What is needed >>
Present each line of the entries below that holds the word "Улучшение".

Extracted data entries
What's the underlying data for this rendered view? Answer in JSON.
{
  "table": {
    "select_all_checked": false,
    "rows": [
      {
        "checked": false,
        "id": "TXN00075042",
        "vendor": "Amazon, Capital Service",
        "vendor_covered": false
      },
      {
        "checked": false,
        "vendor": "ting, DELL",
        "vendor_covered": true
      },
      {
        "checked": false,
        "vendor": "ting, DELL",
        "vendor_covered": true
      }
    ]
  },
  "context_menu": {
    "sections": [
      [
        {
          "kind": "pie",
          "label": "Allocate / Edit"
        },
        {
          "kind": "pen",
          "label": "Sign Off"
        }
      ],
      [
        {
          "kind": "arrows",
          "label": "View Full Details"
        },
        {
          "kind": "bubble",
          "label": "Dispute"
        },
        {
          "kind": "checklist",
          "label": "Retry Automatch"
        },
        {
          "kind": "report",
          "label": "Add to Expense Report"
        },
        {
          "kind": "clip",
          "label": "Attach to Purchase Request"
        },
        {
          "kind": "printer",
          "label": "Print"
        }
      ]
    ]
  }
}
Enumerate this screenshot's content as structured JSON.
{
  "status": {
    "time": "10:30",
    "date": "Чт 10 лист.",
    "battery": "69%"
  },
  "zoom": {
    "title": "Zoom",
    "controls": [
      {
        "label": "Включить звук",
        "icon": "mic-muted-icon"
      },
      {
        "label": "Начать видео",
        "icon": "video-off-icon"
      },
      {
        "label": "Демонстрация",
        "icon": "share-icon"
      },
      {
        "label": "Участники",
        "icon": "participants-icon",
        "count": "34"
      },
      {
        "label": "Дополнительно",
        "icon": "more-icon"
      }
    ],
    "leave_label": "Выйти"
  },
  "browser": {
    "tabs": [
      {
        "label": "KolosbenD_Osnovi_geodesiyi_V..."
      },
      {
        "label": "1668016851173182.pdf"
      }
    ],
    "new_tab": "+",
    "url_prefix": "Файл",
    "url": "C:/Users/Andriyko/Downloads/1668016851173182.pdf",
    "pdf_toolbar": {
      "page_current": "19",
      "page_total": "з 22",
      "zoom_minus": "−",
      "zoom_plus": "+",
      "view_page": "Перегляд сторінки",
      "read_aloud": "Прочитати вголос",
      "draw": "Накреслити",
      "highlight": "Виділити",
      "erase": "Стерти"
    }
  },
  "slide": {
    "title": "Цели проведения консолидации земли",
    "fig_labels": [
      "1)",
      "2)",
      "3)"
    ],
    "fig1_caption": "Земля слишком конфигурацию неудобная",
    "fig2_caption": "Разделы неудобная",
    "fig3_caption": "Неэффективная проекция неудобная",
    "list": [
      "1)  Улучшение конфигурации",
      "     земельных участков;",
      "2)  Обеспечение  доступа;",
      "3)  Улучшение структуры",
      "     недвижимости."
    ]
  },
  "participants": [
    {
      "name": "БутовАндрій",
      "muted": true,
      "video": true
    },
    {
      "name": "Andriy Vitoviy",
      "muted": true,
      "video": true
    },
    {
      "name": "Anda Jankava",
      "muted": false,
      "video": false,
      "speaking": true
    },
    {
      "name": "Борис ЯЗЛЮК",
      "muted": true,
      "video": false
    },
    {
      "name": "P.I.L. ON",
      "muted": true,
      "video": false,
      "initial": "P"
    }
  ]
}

Worked answer >>
      "1)  Улучшение конфигурации",
      "3)  Улучшение структуры",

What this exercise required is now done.